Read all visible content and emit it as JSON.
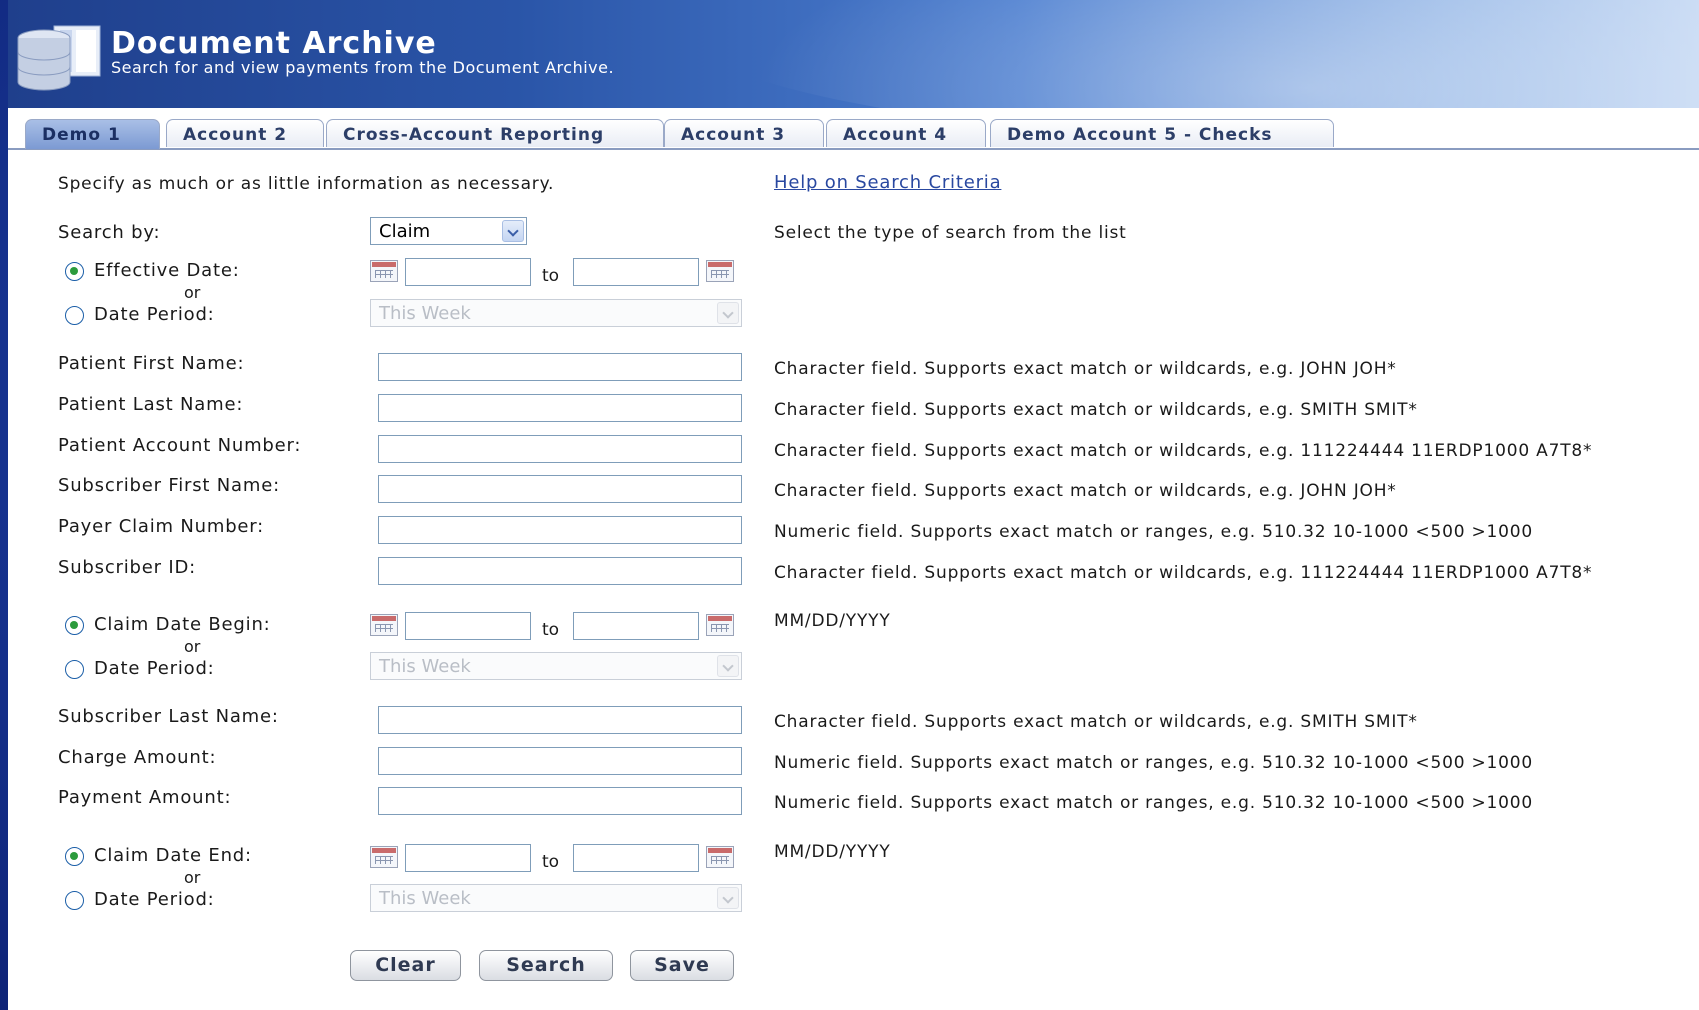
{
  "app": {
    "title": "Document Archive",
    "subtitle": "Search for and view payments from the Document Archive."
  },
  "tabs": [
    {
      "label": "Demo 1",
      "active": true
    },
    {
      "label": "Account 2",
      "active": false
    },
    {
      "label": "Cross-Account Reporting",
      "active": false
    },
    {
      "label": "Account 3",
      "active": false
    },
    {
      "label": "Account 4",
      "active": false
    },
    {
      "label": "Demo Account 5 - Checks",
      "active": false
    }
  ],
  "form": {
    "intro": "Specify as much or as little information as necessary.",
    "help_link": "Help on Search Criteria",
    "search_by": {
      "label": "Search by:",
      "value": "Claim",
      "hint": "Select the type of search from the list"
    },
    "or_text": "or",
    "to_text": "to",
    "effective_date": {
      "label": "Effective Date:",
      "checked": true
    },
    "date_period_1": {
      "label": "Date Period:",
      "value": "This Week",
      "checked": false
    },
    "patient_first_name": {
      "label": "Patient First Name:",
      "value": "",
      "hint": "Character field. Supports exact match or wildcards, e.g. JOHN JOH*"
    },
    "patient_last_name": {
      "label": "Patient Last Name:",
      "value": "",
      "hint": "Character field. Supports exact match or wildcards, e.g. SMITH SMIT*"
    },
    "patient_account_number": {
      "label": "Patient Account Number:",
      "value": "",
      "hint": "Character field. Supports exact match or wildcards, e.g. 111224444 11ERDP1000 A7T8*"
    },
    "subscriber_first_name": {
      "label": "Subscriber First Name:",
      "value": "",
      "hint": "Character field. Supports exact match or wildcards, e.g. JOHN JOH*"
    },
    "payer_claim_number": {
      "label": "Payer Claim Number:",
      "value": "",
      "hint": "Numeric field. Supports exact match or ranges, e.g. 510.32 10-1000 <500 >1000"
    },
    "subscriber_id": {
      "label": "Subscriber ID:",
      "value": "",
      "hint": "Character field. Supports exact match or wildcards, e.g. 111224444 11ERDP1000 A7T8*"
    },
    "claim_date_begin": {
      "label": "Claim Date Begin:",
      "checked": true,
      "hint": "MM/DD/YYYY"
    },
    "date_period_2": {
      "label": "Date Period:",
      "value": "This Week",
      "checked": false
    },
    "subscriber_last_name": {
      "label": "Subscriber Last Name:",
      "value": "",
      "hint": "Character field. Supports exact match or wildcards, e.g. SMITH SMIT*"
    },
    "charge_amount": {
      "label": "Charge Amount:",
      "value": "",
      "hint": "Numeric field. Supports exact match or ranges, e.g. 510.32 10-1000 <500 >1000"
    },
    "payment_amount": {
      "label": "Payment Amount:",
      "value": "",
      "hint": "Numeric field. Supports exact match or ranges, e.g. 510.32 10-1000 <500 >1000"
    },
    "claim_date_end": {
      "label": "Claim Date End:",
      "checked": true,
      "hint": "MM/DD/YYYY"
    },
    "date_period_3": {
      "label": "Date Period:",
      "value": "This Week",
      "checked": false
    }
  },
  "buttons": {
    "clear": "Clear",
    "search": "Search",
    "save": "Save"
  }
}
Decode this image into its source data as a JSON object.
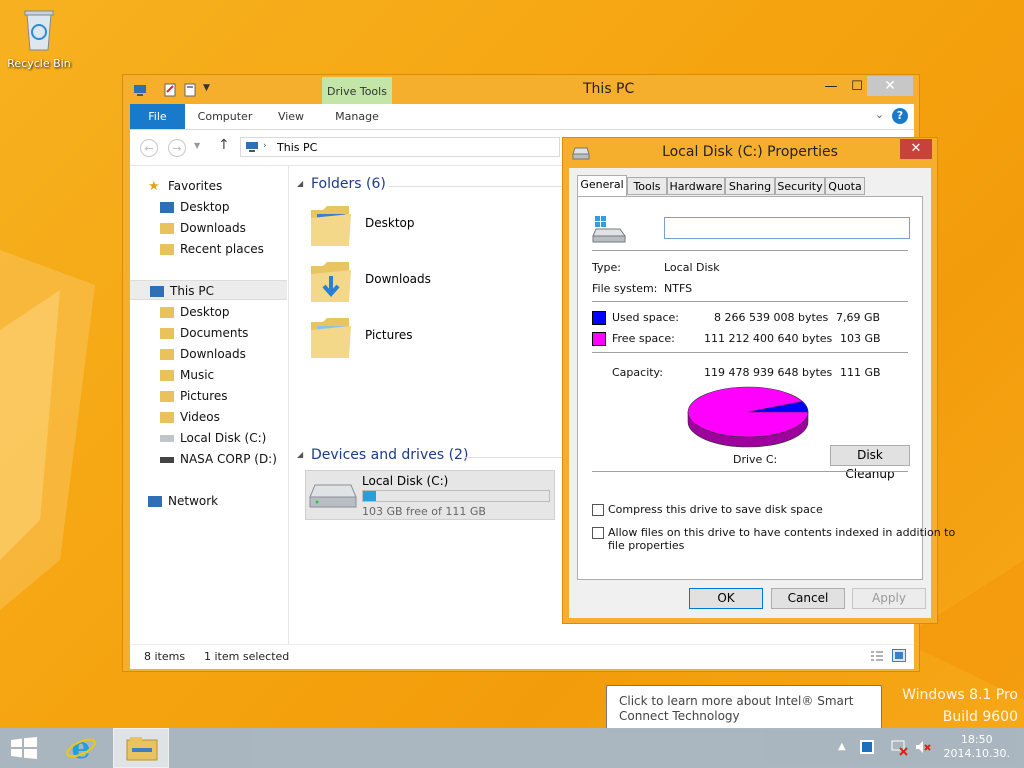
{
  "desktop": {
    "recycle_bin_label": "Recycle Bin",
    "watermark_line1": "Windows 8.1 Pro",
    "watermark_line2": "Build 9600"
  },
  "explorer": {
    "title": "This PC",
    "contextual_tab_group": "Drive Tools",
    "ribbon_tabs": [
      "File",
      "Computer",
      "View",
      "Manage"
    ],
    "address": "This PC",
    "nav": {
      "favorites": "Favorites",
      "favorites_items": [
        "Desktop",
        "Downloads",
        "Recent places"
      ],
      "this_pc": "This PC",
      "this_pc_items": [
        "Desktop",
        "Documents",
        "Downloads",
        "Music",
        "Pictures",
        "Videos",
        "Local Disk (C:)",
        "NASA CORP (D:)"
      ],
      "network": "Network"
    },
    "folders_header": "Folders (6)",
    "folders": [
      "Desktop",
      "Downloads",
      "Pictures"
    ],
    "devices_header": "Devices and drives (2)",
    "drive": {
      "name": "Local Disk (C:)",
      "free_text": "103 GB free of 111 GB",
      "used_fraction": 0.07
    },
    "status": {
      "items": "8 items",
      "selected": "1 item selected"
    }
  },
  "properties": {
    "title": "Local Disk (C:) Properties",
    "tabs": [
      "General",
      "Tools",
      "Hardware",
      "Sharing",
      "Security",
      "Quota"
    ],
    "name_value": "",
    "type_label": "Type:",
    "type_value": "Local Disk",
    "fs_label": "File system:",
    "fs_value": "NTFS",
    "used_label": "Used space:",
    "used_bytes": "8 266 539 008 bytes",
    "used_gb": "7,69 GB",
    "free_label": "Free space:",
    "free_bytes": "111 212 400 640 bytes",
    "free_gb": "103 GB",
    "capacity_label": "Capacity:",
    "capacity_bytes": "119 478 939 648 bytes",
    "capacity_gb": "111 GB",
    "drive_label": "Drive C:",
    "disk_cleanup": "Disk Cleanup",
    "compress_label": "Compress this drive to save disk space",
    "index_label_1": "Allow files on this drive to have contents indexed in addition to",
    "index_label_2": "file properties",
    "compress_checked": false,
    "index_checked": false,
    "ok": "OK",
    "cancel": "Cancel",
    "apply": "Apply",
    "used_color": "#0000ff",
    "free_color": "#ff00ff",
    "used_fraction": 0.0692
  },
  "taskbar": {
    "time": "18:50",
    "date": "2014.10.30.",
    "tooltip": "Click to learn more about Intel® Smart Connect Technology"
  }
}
-.-.-
Written problem -
Check every line of the listing for the string "save" and report how many lines have it, as a number alone.

Task solution -
2